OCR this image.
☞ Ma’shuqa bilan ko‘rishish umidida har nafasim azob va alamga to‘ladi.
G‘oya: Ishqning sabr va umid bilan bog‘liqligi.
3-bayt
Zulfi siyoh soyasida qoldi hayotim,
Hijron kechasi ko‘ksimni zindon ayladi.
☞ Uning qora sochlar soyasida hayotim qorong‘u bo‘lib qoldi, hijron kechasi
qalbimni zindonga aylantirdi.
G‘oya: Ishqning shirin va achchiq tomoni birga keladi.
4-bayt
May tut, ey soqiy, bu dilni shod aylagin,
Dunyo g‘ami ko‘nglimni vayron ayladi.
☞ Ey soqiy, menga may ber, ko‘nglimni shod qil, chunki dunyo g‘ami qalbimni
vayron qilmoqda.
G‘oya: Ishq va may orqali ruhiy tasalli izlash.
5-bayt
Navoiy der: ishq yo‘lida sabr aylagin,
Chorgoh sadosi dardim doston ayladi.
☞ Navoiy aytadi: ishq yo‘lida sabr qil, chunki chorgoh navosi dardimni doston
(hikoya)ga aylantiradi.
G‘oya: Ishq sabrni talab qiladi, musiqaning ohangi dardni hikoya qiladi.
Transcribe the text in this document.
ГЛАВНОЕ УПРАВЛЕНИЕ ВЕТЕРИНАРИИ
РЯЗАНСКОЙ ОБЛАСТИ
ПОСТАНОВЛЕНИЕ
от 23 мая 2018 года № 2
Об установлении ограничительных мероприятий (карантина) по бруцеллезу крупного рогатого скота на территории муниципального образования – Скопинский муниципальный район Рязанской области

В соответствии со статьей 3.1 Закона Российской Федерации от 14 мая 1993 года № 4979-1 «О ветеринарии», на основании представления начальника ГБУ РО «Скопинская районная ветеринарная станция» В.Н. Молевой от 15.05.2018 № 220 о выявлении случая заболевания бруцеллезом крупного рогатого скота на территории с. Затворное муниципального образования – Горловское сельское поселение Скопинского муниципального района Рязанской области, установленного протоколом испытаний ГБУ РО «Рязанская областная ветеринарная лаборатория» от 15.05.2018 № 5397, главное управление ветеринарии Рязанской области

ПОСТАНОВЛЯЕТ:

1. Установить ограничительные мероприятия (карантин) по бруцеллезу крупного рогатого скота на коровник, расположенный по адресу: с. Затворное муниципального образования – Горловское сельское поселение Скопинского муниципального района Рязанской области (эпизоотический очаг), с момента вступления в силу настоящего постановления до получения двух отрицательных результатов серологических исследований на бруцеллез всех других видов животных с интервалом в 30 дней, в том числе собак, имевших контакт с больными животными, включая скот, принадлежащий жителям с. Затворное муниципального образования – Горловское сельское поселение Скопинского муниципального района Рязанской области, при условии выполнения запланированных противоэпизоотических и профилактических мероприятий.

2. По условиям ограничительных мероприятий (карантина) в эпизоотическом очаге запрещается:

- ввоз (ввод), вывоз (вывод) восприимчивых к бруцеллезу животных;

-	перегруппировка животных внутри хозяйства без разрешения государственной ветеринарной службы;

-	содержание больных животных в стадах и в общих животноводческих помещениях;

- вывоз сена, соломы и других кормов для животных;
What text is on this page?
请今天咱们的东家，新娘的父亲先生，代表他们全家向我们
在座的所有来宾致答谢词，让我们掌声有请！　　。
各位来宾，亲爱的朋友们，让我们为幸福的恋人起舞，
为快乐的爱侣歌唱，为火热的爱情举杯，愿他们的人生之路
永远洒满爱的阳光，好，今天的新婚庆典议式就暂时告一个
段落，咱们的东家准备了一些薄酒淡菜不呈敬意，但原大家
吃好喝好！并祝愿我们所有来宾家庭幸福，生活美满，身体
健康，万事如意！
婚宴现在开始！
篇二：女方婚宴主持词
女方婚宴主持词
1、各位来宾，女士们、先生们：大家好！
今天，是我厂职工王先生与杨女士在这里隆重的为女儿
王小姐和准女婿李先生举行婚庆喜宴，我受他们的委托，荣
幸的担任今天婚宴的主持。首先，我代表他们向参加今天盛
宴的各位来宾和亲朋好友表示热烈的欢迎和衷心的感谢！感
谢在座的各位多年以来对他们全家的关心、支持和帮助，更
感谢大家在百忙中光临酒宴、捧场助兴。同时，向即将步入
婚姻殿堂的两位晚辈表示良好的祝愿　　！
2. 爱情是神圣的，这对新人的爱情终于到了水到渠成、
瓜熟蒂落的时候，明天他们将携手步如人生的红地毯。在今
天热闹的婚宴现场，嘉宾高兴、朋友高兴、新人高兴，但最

____

- **Exercise goal**
Print exactly the lines from the one with "What text is on this page?" through the end of the data, inclusive.

- **Result**
What text is on this page?
请今天咱们的东家，新娘的父亲先生，代表他们全家向我们
在座的所有来宾致答谢词，让我们掌声有请！　　。
各位来宾，亲爱的朋友们，让我们为幸福的恋人起舞，
为快乐的爱侣歌唱，为火热的爱情举杯，愿他们的人生之路
永远洒满爱的阳光，好，今天的新婚庆典议式就暂时告一个
段落，咱们的东家准备了一些薄酒淡菜不呈敬意，但原大家
吃好喝好！并祝愿我们所有来宾家庭幸福，生活美满，身体
健康，万事如意！
婚宴现在开始！
篇二：女方婚宴主持词
女方婚宴主持词
1、各位来宾，女士们、先生们：大家好！
今天，是我厂职工王先生与杨女士在这里隆重的为女儿
王小姐和准女婿李先生举行婚庆喜宴，我受他们的委托，荣
幸的担任今天婚宴的主持。首先，我代表他们向参加今天盛
宴的各位来宾和亲朋好友表示热烈的欢迎和衷心的感谢！感
谢在座的各位多年以来对他们全家的关心、支持和帮助，更
感谢大家在百忙中光临酒宴、捧场助兴。同时，向即将步入
婚姻殿堂的两位晚辈表示良好的祝愿　　！
2. 爱情是神圣的，这对新人的爱情终于到了水到渠成、
瓜熟蒂落的时候，明天他们将携手步如人生的红地毯。在今
天热闹的婚宴现场，嘉宾高兴、朋友高兴、新人高兴，但最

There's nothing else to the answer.